Task description = In the entries below, identify every line with the string "this" and copy it.

Excerpted data =
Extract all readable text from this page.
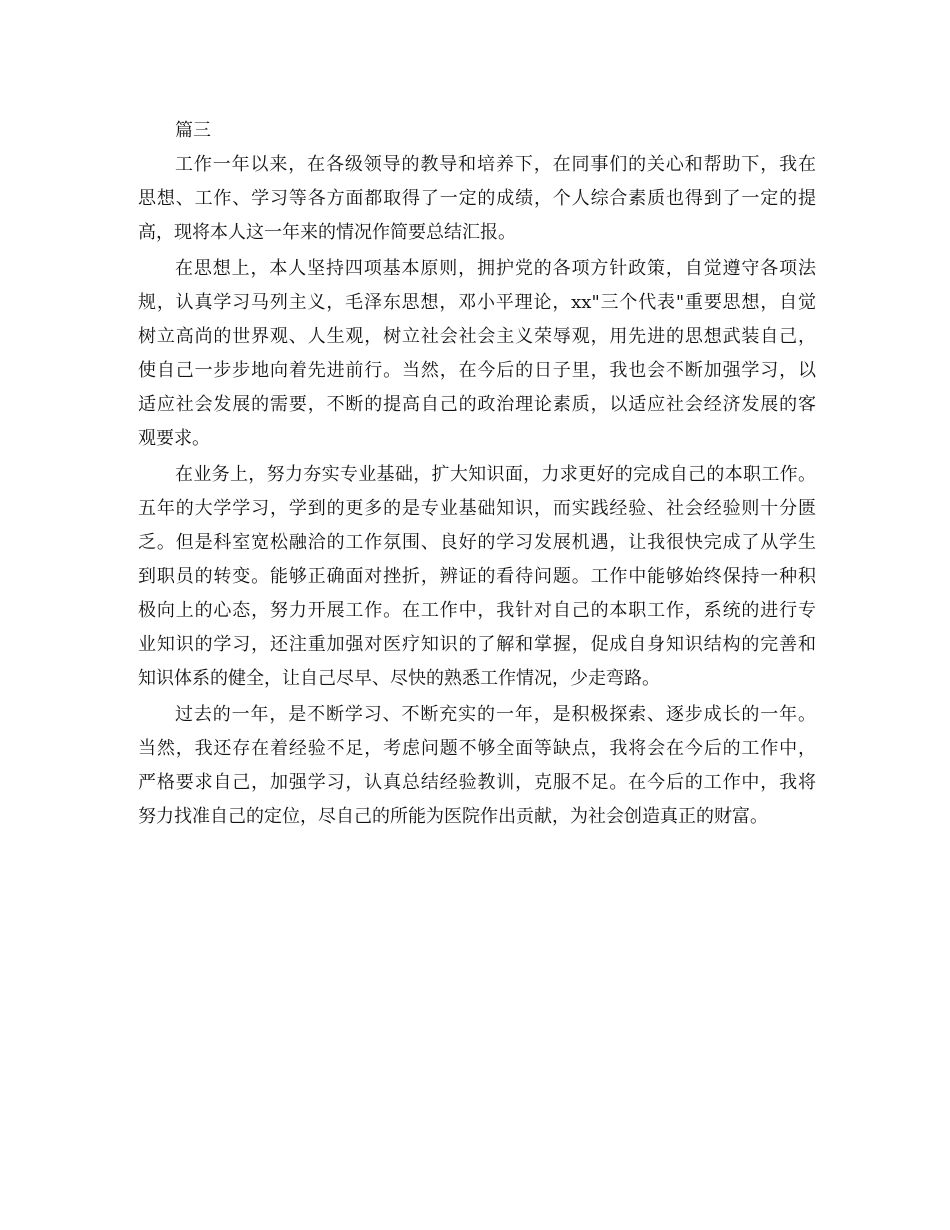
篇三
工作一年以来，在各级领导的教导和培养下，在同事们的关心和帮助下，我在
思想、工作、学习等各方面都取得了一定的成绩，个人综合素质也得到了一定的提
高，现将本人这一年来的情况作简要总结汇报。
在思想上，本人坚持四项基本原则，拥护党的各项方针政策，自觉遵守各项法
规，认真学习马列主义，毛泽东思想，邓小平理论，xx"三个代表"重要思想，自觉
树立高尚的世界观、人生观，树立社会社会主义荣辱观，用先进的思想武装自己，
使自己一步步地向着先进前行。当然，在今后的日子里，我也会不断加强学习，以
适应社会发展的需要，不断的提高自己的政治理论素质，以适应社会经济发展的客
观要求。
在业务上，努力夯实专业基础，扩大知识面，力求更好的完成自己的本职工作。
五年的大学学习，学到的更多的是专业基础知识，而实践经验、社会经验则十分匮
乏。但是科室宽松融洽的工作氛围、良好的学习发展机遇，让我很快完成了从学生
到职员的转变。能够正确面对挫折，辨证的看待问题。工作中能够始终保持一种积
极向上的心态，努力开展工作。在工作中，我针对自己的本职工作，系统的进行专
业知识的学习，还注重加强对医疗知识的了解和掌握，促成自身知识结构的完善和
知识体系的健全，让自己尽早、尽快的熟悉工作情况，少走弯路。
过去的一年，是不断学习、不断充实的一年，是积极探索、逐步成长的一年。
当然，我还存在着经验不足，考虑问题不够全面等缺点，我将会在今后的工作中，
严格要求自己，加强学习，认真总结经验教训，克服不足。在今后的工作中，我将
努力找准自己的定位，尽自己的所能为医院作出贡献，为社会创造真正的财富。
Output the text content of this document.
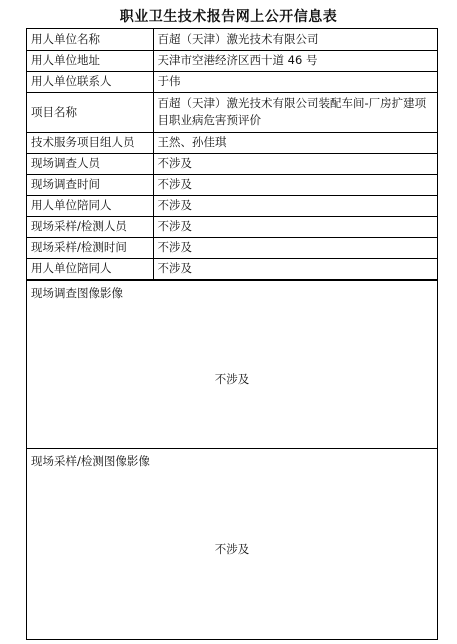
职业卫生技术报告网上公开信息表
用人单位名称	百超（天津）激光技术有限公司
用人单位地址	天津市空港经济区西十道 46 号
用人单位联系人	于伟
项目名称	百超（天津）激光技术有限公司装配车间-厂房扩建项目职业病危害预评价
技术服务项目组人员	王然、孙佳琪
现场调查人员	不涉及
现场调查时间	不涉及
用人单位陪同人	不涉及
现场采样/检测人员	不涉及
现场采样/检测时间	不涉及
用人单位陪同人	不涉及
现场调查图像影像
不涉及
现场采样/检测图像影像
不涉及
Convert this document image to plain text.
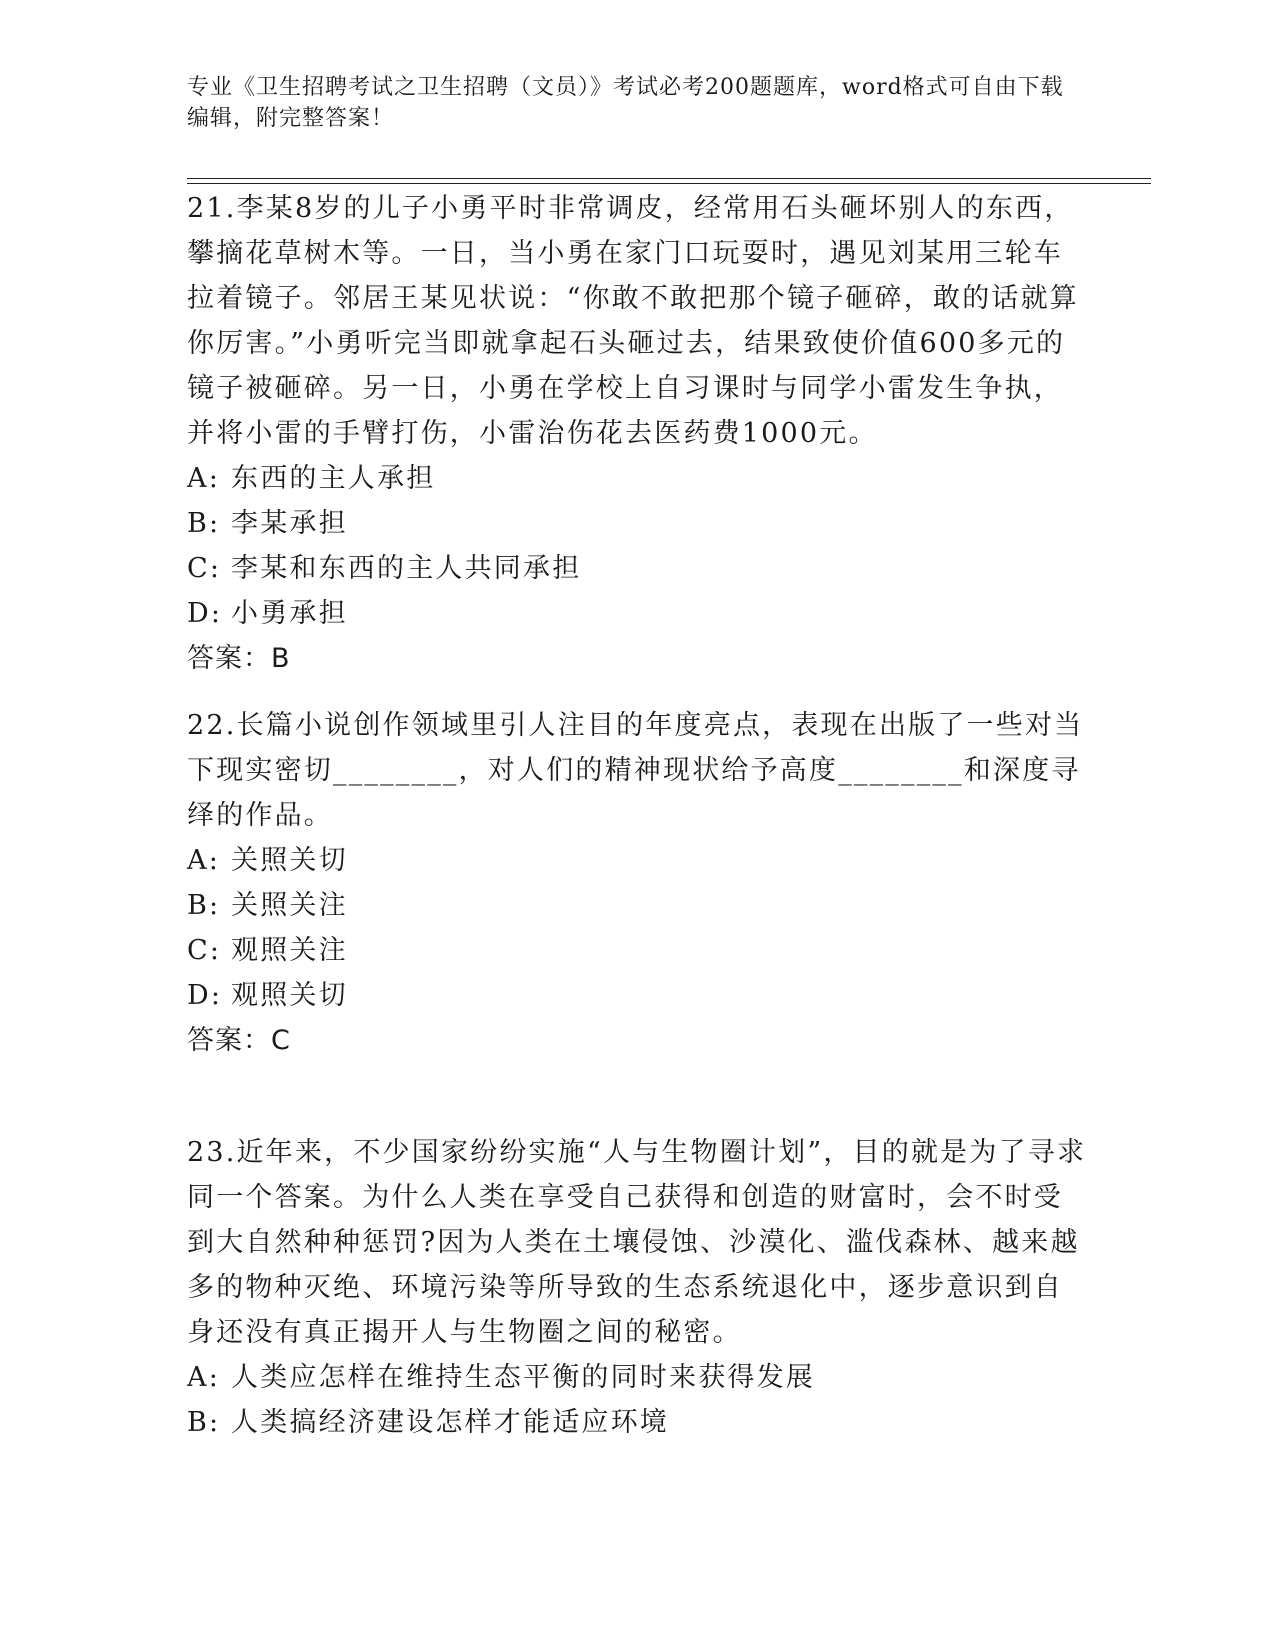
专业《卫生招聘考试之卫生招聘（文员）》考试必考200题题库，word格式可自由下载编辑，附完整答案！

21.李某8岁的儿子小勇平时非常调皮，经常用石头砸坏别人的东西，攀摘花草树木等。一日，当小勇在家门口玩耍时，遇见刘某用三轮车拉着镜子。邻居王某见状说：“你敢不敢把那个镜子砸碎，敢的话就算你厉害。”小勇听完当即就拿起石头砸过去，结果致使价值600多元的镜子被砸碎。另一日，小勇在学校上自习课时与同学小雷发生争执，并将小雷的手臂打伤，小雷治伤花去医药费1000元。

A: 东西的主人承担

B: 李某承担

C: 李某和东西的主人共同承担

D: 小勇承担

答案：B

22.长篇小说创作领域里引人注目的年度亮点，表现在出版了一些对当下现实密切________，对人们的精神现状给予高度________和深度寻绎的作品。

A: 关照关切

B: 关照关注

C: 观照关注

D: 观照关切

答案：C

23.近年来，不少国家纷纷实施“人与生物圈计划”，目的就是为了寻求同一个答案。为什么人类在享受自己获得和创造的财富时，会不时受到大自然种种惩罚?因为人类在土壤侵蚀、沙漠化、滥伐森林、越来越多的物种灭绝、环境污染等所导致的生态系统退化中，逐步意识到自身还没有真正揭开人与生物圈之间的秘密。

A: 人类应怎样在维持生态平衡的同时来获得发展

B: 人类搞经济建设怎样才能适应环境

Exercise response =
Extract all readable text from this page.
Output the text content of this document.
Convert this document image to plain text.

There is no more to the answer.